> [Exercise description] Return every record below exactly as written, but leave out the pictures.

> [Extracted data]
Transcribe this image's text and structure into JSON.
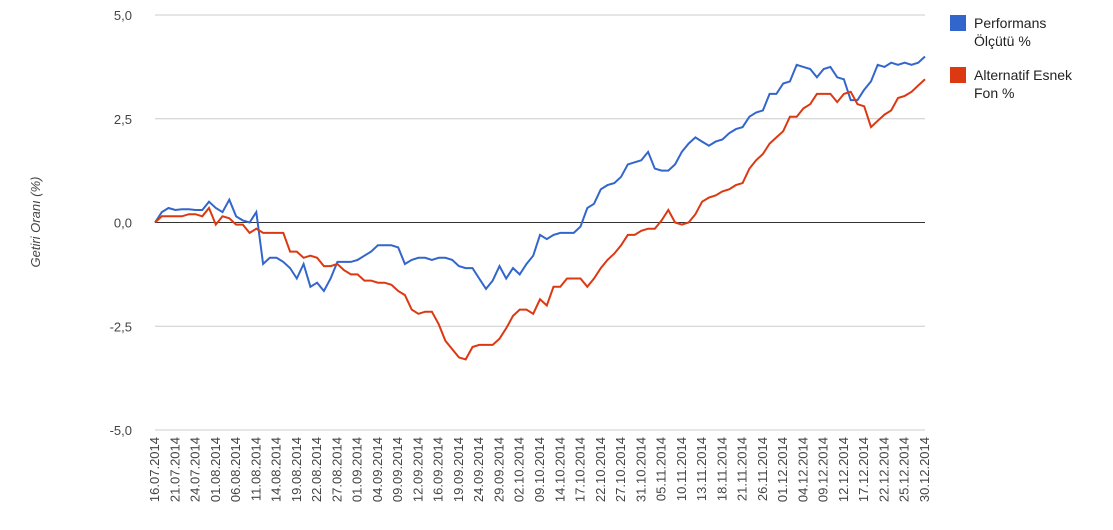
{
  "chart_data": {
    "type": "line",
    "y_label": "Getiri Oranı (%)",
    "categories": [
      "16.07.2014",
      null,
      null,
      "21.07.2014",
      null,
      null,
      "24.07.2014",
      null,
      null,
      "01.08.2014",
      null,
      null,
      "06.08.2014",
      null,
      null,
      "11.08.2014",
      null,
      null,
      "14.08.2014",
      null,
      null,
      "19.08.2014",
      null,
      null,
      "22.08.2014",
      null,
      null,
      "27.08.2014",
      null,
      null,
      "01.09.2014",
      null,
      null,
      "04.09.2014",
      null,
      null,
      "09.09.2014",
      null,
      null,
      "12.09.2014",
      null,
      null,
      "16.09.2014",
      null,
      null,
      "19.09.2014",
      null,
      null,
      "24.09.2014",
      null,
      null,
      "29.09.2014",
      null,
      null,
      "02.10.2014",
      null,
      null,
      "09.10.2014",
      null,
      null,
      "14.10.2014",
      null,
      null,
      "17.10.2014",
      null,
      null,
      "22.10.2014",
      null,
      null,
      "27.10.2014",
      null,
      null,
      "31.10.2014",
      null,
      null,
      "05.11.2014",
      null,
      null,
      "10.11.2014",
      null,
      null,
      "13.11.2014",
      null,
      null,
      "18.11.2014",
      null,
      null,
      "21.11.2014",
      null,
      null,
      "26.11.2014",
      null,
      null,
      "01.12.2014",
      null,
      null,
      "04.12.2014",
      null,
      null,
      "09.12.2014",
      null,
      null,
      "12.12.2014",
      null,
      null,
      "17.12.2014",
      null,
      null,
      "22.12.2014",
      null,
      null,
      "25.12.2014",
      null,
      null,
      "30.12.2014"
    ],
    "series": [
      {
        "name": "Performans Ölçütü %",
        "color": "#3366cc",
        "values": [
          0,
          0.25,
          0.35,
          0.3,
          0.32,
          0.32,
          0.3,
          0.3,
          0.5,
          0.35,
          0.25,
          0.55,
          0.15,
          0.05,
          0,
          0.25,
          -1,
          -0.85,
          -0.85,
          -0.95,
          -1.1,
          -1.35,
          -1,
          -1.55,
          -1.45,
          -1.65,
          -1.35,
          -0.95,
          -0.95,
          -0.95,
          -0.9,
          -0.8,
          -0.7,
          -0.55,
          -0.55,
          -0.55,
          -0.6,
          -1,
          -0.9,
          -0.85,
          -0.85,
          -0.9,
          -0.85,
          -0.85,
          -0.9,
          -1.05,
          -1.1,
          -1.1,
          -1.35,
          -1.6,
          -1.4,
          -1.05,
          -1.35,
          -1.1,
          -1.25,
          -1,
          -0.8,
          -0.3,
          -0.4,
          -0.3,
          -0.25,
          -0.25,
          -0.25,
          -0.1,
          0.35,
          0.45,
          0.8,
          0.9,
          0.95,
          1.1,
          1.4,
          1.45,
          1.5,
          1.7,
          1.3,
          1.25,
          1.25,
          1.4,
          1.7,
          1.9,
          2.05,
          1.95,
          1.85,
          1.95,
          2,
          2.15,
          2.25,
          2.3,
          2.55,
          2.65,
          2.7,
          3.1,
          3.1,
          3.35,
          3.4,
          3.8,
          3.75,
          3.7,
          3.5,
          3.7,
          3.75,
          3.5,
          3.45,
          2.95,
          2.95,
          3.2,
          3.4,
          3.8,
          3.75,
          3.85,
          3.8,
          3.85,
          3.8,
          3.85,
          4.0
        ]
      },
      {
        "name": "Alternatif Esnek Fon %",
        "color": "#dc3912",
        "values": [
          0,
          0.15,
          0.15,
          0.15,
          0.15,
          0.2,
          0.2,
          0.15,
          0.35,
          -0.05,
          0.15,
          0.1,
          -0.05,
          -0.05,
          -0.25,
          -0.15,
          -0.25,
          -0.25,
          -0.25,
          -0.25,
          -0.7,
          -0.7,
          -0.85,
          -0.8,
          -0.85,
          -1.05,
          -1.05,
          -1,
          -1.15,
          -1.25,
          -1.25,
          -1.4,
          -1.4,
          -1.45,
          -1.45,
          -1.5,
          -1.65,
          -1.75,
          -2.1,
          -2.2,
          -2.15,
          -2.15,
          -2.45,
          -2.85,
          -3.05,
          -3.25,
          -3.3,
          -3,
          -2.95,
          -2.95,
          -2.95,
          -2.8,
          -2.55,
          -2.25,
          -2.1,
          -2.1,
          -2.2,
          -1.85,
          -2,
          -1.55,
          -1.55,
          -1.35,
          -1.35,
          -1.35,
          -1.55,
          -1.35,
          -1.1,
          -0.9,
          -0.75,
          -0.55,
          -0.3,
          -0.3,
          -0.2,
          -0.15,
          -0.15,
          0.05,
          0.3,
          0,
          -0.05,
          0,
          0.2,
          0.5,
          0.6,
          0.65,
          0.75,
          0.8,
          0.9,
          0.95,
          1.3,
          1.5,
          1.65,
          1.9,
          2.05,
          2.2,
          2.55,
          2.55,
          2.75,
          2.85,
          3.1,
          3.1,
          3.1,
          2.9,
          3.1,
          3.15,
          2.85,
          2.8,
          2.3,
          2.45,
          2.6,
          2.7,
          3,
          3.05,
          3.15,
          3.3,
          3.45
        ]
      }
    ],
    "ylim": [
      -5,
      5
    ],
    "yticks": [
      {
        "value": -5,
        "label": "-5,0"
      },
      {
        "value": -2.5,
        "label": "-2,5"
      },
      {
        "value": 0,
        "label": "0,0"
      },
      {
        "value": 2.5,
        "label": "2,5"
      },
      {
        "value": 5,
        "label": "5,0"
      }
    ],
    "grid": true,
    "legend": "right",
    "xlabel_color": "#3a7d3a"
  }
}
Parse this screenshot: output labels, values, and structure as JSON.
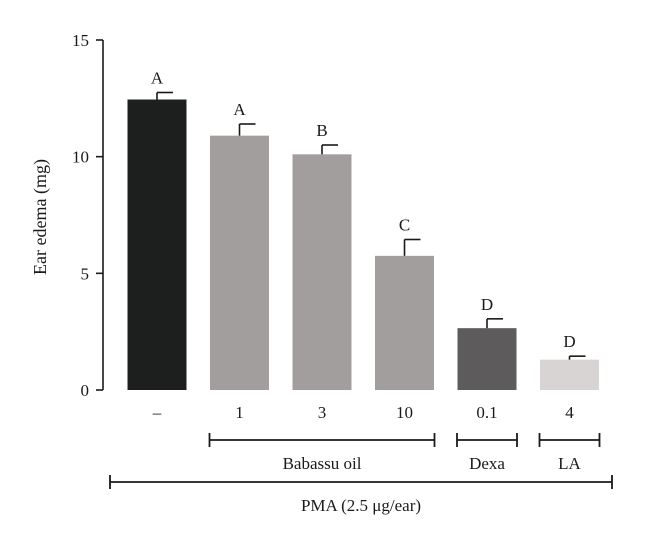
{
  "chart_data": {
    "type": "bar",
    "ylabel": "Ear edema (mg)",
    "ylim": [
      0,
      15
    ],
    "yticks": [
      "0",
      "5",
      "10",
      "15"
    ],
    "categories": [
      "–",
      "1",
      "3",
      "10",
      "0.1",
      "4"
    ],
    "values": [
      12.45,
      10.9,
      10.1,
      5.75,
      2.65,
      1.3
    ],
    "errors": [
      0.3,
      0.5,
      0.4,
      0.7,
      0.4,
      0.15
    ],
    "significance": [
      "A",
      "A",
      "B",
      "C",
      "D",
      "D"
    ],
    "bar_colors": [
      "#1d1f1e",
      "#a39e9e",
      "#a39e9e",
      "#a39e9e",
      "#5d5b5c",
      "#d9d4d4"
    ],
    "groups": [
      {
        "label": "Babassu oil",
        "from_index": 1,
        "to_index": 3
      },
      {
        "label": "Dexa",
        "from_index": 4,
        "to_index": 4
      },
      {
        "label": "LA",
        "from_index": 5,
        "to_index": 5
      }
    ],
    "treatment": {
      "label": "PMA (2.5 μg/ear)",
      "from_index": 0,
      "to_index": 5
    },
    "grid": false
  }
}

> [Finished answer]
Transcribe this image's text and structure into JSON.
{
  "chart_data": {
    "type": "line",
    "y_label": "Getiri Oranı (%)",
    "categories": [
      "16.07.2014",
      null,
      null,
      "21.07.2014",
      null,
      null,
      "24.07.2014",
      null,
      null,
      "01.08.2014",
      null,
      null,
      "06.08.2014",
      null,
      null,
      "11.08.2014",
      null,
      null,
      "14.08.2014",
      null,
      null,
      "19.08.2014",
      null,
      null,
      "22.08.2014",
      null,
      null,
      "27.08.2014",
      null,
      null,
      "01.09.2014",
      null,
      null,
      "04.09.2014",
      null,
      null,
      "09.09.2014",
      null,
      null,
      "12.09.2014",
      null,
      null,
      "16.09.2014",
      null,
      null,
      "19.09.2014",
      null,
      null,
      "24.09.2014",
      null,
      null,
      "29.09.2014",
      null,
      null,
      "02.10.2014",
      null,
      null,
      "09.10.2014",
      null,
      null,
      "14.10.2014",
      null,
      null,
      "17.10.2014",
      null,
      null,
      "22.10.2014",
      null,
      null,
      "27.10.2014",
      null,
      null,
      "31.10.2014",
      null,
      null,
      "05.11.2014",
      null,
      null,
      "10.11.2014",
      null,
      null,
      "13.11.2014",
      null,
      null,
      "18.11.2014",
      null,
      null,
      "21.11.2014",
      null,
      null,
      "26.11.2014",
      null,
      null,
      "01.12.2014",
      null,
      null,
      "04.12.2014",
      null,
      null,
      "09.12.2014",
      null,
      null,
      "12.12.2014",
      null,
      null,
      "17.12.2014",
      null,
      null,
      "22.12.2014",
      null,
      null,
      "25.12.2014",
      null,
      null,
      "30.12.2014"
    ],
    "series": [
      {
        "name": "Performans Ölçütü %",
        "color": "#3366cc",
        "values": [
          0,
          0.25,
          0.35,
          0.3,
          0.32,
          0.32,
          0.3,
          0.3,
          0.5,
          0.35,
          0.25,
          0.55,
          0.15,
          0.05,
          0,
          0.25,
          -1,
          -0.85,
          -0.85,
          -0.95,
          -1.1,
          -1.35,
          -1,
          -1.55,
          -1.45,
          -1.65,
          -1.35,
          -0.95,
          -0.95,
          -0.95,
          -0.9,
          -0.8,
          -0.7,
          -0.55,
          -0.55,
          -0.55,
          -0.6,
          -1,
          -0.9,
          -0.85,
          -0.85,
          -0.9,
          -0.85,
          -0.85,
          -0.9,
          -1.05,
          -1.1,
          -1.1,
          -1.35,
          -1.6,
          -1.4,
          -1.05,
          -1.35,
          -1.1,
          -1.25,
          -1,
          -0.8,
          -0.3,
          -0.4,
          -0.3,
          -0.25,
          -0.25,
          -0.25,
          -0.1,
          0.35,
          0.45,
          0.8,
          0.9,
          0.95,
          1.1,
          1.4,
          1.45,
          1.5,
          1.7,
          1.3,
          1.25,
          1.25,
          1.4,
          1.7,
          1.9,
          2.05,
          1.95,
          1.85,
          1.95,
          2,
          2.15,
          2.25,
          2.3,
          2.55,
          2.65,
          2.7,
          3.1,
          3.1,
          3.35,
          3.4,
          3.8,
          3.75,
          3.7,
          3.5,
          3.7,
          3.75,
          3.5,
          3.45,
          2.95,
          2.95,
          3.2,
          3.4,
          3.8,
          3.75,
          3.85,
          3.8,
          3.85,
          3.8,
          3.85,
          4.0
        ]
      },
      {
        "name": "Alternatif Esnek Fon %",
        "color": "#dc3912",
        "values": [
          0,
          0.15,
          0.15,
          0.15,
          0.15,
          0.2,
          0.2,
          0.15,
          0.35,
          -0.05,
          0.15,
          0.1,
          -0.05,
          -0.05,
          -0.25,
          -0.15,
          -0.25,
          -0.25,
          -0.25,
          -0.25,
          -0.7,
          -0.7,
          -0.85,
          -0.8,
          -0.85,
          -1.05,
          -1.05,
          -1,
          -1.15,
          -1.25,
          -1.25,
          -1.4,
          -1.4,
          -1.45,
          -1.45,
          -1.5,
          -1.65,
          -1.75,
          -2.1,
          -2.2,
          -2.15,
          -2.15,
          -2.45,
          -2.85,
          -3.05,
          -3.25,
          -3.3,
          -3,
          -2.95,
          -2.95,
          -2.95,
          -2.8,
          -2.55,
          -2.25,
          -2.1,
          -2.1,
          -2.2,
          -1.85,
          -2,
          -1.55,
          -1.55,
          -1.35,
          -1.35,
          -1.35,
          -1.55,
          -1.35,
          -1.1,
          -0.9,
          -0.75,
          -0.55,
          -0.3,
          -0.3,
          -0.2,
          -0.15,
          -0.15,
          0.05,
          0.3,
          0,
          -0.05,
          0,
          0.2,
          0.5,
          0.6,
          0.65,
          0.75,
          0.8,
          0.9,
          0.95,
          1.3,
          1.5,
          1.65,
          1.9,
          2.05,
          2.2,
          2.55,
          2.55,
          2.75,
          2.85,
          3.1,
          3.1,
          3.1,
          2.9,
          3.1,
          3.15,
          2.85,
          2.8,
          2.3,
          2.45,
          2.6,
          2.7,
          3,
          3.05,
          3.15,
          3.3,
          3.45
        ]
      }
    ],
    "ylim": [
      -5,
      5
    ],
    "yticks": [
      {
        "value": -5,
        "label": "-5,0"
      },
      {
        "value": -2.5,
        "label": "-2,5"
      },
      {
        "value": 0,
        "label": "0,0"
      },
      {
        "value": 2.5,
        "label": "2,5"
      },
      {
        "value": 5,
        "label": "5,0"
      }
    ],
    "grid": true,
    "legend": "right",
    "xlabel_color": "#3a7d3a"
  }
}
Parse this screenshot: output labels, values, and structure as JSON.
{
  "chart_data": {
    "type": "bar",
    "ylabel": "Ear edema (mg)",
    "ylim": [
      0,
      15
    ],
    "yticks": [
      "0",
      "5",
      "10",
      "15"
    ],
    "categories": [
      "–",
      "1",
      "3",
      "10",
      "0.1",
      "4"
    ],
    "values": [
      12.45,
      10.9,
      10.1,
      5.75,
      2.65,
      1.3
    ],
    "errors": [
      0.3,
      0.5,
      0.4,
      0.7,
      0.4,
      0.15
    ],
    "significance": [
      "A",
      "A",
      "B",
      "C",
      "D",
      "D"
    ],
    "bar_colors": [
      "#1d1f1e",
      "#a39e9e",
      "#a39e9e",
      "#a39e9e",
      "#5d5b5c",
      "#d9d4d4"
    ],
    "groups": [
      {
        "label": "Babassu oil",
        "from_index": 1,
        "to_index": 3
      },
      {
        "label": "Dexa",
        "from_index": 4,
        "to_index": 4
      },
      {
        "label": "LA",
        "from_index": 5,
        "to_index": 5
      }
    ],
    "treatment": {
      "label": "PMA (2.5 μg/ear)",
      "from_index": 0,
      "to_index": 5
    },
    "grid": false
  }
}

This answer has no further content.